[Entries from a visual dataset]
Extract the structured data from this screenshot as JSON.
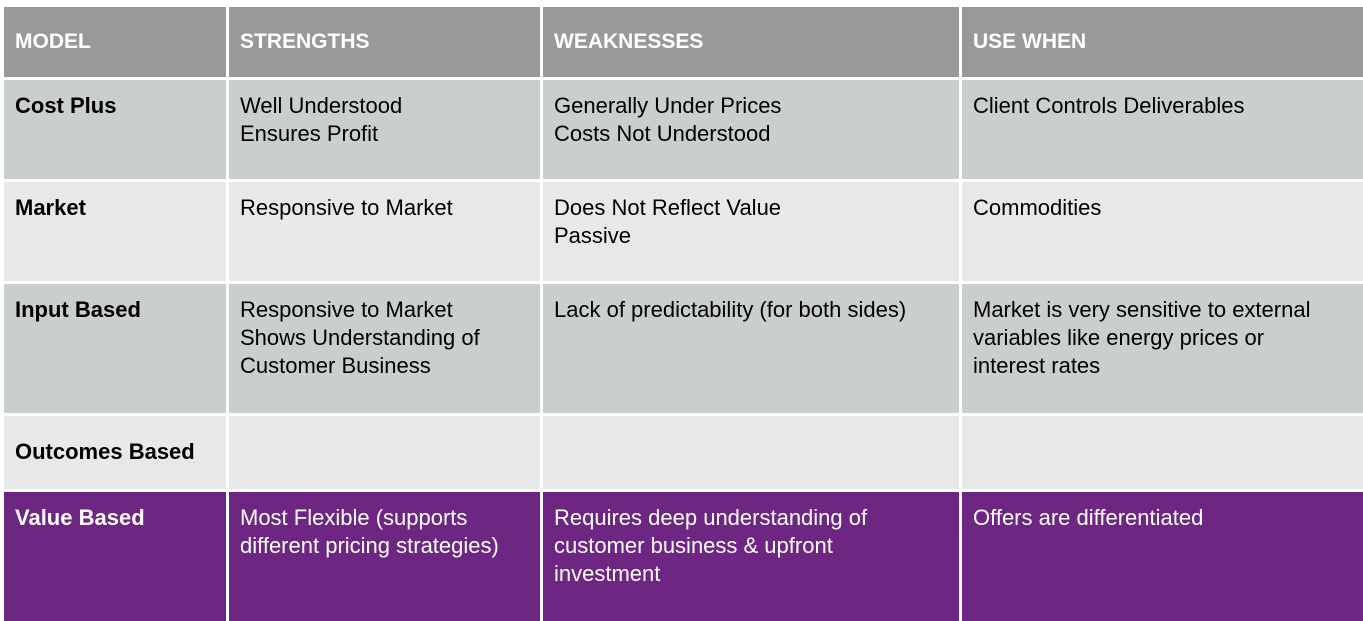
{
  "header": {
    "model": "MODEL",
    "strengths": "STRENGTHS",
    "weaknesses": "WEAKNESSES",
    "use_when": "USE WHEN"
  },
  "rows": [
    {
      "model": "Cost Plus",
      "strengths": [
        "Well Understood",
        "Ensures Profit"
      ],
      "weaknesses": [
        "Generally Under Prices",
        "Costs Not Understood"
      ],
      "use_when": [
        "Client Controls Deliverables"
      ]
    },
    {
      "model": "Market",
      "strengths": [
        "Responsive to Market"
      ],
      "weaknesses": [
        "Does Not Reflect Value",
        "Passive"
      ],
      "use_when": [
        "Commodities"
      ]
    },
    {
      "model": "Input Based",
      "strengths": [
        "Responsive to Market",
        "Shows Understanding of",
        "Customer Business"
      ],
      "weaknesses": [
        "Lack of predictability (for both sides)"
      ],
      "use_when": [
        "Market is very sensitive to external",
        "variables like energy prices or",
        "interest rates"
      ]
    },
    {
      "model": "Outcomes Based",
      "strengths": [],
      "weaknesses": [],
      "use_when": []
    },
    {
      "model": "Value Based",
      "strengths": [
        "Most Flexible (supports",
        "different pricing strategies)"
      ],
      "weaknesses": [
        "Requires deep understanding of",
        "customer business & upfront",
        "investment"
      ],
      "use_when": [
        "Offers are differentiated"
      ]
    }
  ],
  "colors": {
    "header_bg": "#999999",
    "row_dark": "#cbcfcc",
    "row_light": "#e7e8e7",
    "row_purple": "#6e2683"
  }
}
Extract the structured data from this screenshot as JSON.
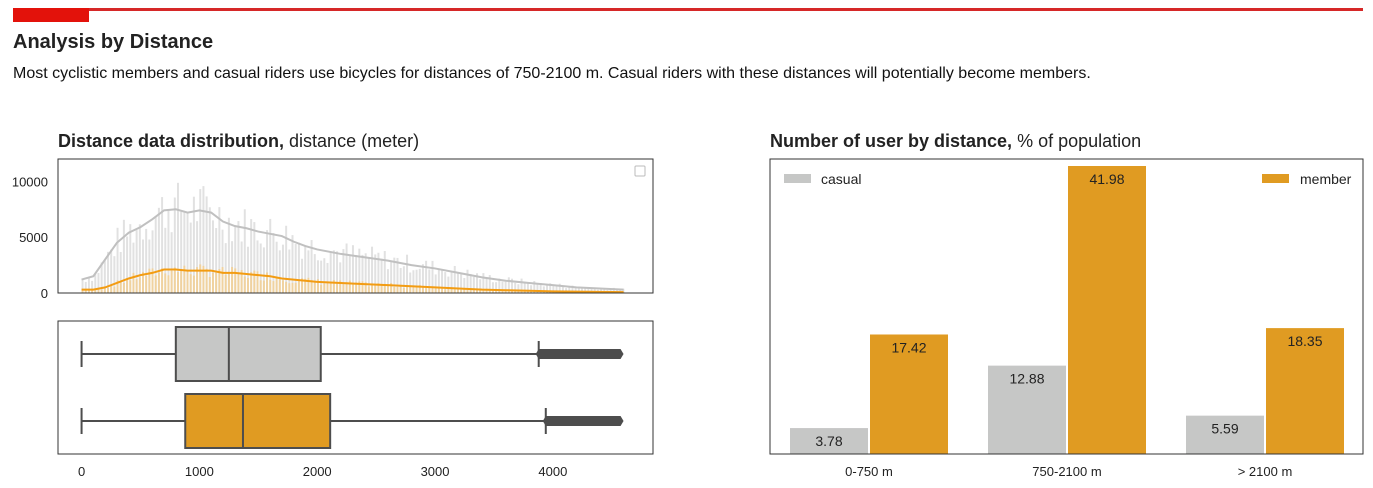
{
  "header": {
    "title": "Analysis by Distance",
    "subtitle": "Most cyclistic members and casual riders use bicycles for distances of 750-2100 m. Casual riders with these distances will potentially become members."
  },
  "colors": {
    "accent": "#e3120b",
    "casual": "#c6c7c6",
    "member": "#e09b22",
    "member_line": "#f39c12",
    "box_line": "#4d4d4d"
  },
  "chart_data": [
    {
      "type": "histogram",
      "title_bold": "Distance data distribution,",
      "title_rest": " distance (meter)",
      "xlim": [
        -200,
        4850
      ],
      "ylim": [
        0,
        12000
      ],
      "yticks": [
        0,
        5000,
        10000
      ],
      "ytick_labels": [
        "0",
        "5000",
        "10000"
      ],
      "kde": {
        "x": [
          0,
          100,
          200,
          300,
          400,
          500,
          600,
          700,
          800,
          900,
          1000,
          1100,
          1200,
          1300,
          1400,
          1500,
          1600,
          1700,
          1800,
          1900,
          2000,
          2200,
          2400,
          2600,
          2800,
          3000,
          3200,
          3400,
          3600,
          3800,
          4000,
          4200,
          4400,
          4600
        ],
        "casual": [
          1200,
          1500,
          3000,
          4500,
          5400,
          5900,
          6600,
          7400,
          7500,
          7200,
          7400,
          7200,
          6400,
          6000,
          5800,
          5500,
          5300,
          5100,
          4600,
          4200,
          3900,
          3500,
          3200,
          2900,
          2500,
          2200,
          1800,
          1400,
          1100,
          900,
          700,
          500,
          400,
          300
        ],
        "member": [
          300,
          300,
          500,
          900,
          1300,
          1600,
          1800,
          2100,
          2100,
          2000,
          2000,
          2000,
          1800,
          1800,
          1700,
          1600,
          1500,
          1300,
          1200,
          1100,
          1000,
          900,
          800,
          700,
          600,
          500,
          400,
          300,
          250,
          200,
          150,
          120,
          100,
          80
        ]
      }
    },
    {
      "type": "boxplot",
      "xticks": [
        0,
        1000,
        2000,
        3000,
        4000
      ],
      "xtick_labels": [
        "0",
        "1000",
        "2000",
        "3000",
        "4000"
      ],
      "boxes": [
        {
          "name": "casual",
          "whisker_low": 0,
          "q1": 800,
          "median": 1250,
          "q3": 2030,
          "whisker_high": 3880,
          "max": 4600
        },
        {
          "name": "member",
          "whisker_low": 0,
          "q1": 880,
          "median": 1370,
          "q3": 2110,
          "whisker_high": 3940,
          "max": 4600
        }
      ]
    },
    {
      "type": "bar",
      "title_bold": "Number of user by distance,",
      "title_rest": " % of population",
      "categories": [
        "0-750 m",
        "750-2100 m",
        "> 2100 m"
      ],
      "ylim": [
        0,
        43
      ],
      "legend": {
        "left": "casual",
        "right": "member"
      },
      "series": [
        {
          "name": "casual",
          "values": [
            3.78,
            12.88,
            5.59
          ]
        },
        {
          "name": "member",
          "values": [
            17.42,
            41.98,
            18.35
          ]
        }
      ]
    }
  ]
}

▶ Exercise goal
Write out the records above exactly as they appear, leaving out any pictures.

▶ Finished exercise
Extract the structured data from this screenshot as JSON.
{
  "header": {
    "model": "MODEL",
    "strengths": "STRENGTHS",
    "weaknesses": "WEAKNESSES",
    "use_when": "USE WHEN"
  },
  "rows": [
    {
      "model": "Cost Plus",
      "strengths": [
        "Well Understood",
        "Ensures Profit"
      ],
      "weaknesses": [
        "Generally Under Prices",
        "Costs Not Understood"
      ],
      "use_when": [
        "Client Controls Deliverables"
      ]
    },
    {
      "model": "Market",
      "strengths": [
        "Responsive to Market"
      ],
      "weaknesses": [
        "Does Not Reflect Value",
        "Passive"
      ],
      "use_when": [
        "Commodities"
      ]
    },
    {
      "model": "Input Based",
      "strengths": [
        "Responsive to Market",
        "Shows Understanding of",
        "Customer Business"
      ],
      "weaknesses": [
        "Lack of predictability (for both sides)"
      ],
      "use_when": [
        "Market is very sensitive to external",
        "variables like energy prices or",
        "interest rates"
      ]
    },
    {
      "model": "Outcomes Based",
      "strengths": [],
      "weaknesses": [],
      "use_when": []
    },
    {
      "model": "Value Based",
      "strengths": [
        "Most Flexible (supports",
        "different pricing strategies)"
      ],
      "weaknesses": [
        "Requires deep understanding of",
        "customer business & upfront",
        "investment"
      ],
      "use_when": [
        "Offers are differentiated"
      ]
    }
  ],
  "colors": {
    "header_bg": "#999999",
    "row_dark": "#cbcfcc",
    "row_light": "#e7e8e7",
    "row_purple": "#6e2683"
  }
}
Extract the structured data from this screenshot as JSON.
{
  "header": {
    "title": "Analysis by Distance",
    "subtitle": "Most cyclistic members and casual riders use bicycles for distances of 750-2100 m. Casual riders with these distances will potentially become members."
  },
  "colors": {
    "accent": "#e3120b",
    "casual": "#c6c7c6",
    "member": "#e09b22",
    "member_line": "#f39c12",
    "box_line": "#4d4d4d"
  },
  "chart_data": [
    {
      "type": "histogram",
      "title_bold": "Distance data distribution,",
      "title_rest": " distance (meter)",
      "xlim": [
        -200,
        4850
      ],
      "ylim": [
        0,
        12000
      ],
      "yticks": [
        0,
        5000,
        10000
      ],
      "ytick_labels": [
        "0",
        "5000",
        "10000"
      ],
      "kde": {
        "x": [
          0,
          100,
          200,
          300,
          400,
          500,
          600,
          700,
          800,
          900,
          1000,
          1100,
          1200,
          1300,
          1400,
          1500,
          1600,
          1700,
          1800,
          1900,
          2000,
          2200,
          2400,
          2600,
          2800,
          3000,
          3200,
          3400,
          3600,
          3800,
          4000,
          4200,
          4400,
          4600
        ],
        "casual": [
          1200,
          1500,
          3000,
          4500,
          5400,
          5900,
          6600,
          7400,
          7500,
          7200,
          7400,
          7200,
          6400,
          6000,
          5800,
          5500,
          5300,
          5100,
          4600,
          4200,
          3900,
          3500,
          3200,
          2900,
          2500,
          2200,
          1800,
          1400,
          1100,
          900,
          700,
          500,
          400,
          300
        ],
        "member": [
          300,
          300,
          500,
          900,
          1300,
          1600,
          1800,
          2100,
          2100,
          2000,
          2000,
          2000,
          1800,
          1800,
          1700,
          1600,
          1500,
          1300,
          1200,
          1100,
          1000,
          900,
          800,
          700,
          600,
          500,
          400,
          300,
          250,
          200,
          150,
          120,
          100,
          80
        ]
      }
    },
    {
      "type": "boxplot",
      "xticks": [
        0,
        1000,
        2000,
        3000,
        4000
      ],
      "xtick_labels": [
        "0",
        "1000",
        "2000",
        "3000",
        "4000"
      ],
      "boxes": [
        {
          "name": "casual",
          "whisker_low": 0,
          "q1": 800,
          "median": 1250,
          "q3": 2030,
          "whisker_high": 3880,
          "max": 4600
        },
        {
          "name": "member",
          "whisker_low": 0,
          "q1": 880,
          "median": 1370,
          "q3": 2110,
          "whisker_high": 3940,
          "max": 4600
        }
      ]
    },
    {
      "type": "bar",
      "title_bold": "Number of user by distance,",
      "title_rest": " % of population",
      "categories": [
        "0-750 m",
        "750-2100 m",
        "> 2100 m"
      ],
      "ylim": [
        0,
        43
      ],
      "legend": {
        "left": "casual",
        "right": "member"
      },
      "series": [
        {
          "name": "casual",
          "values": [
            3.78,
            12.88,
            5.59
          ]
        },
        {
          "name": "member",
          "values": [
            17.42,
            41.98,
            18.35
          ]
        }
      ]
    }
  ]
}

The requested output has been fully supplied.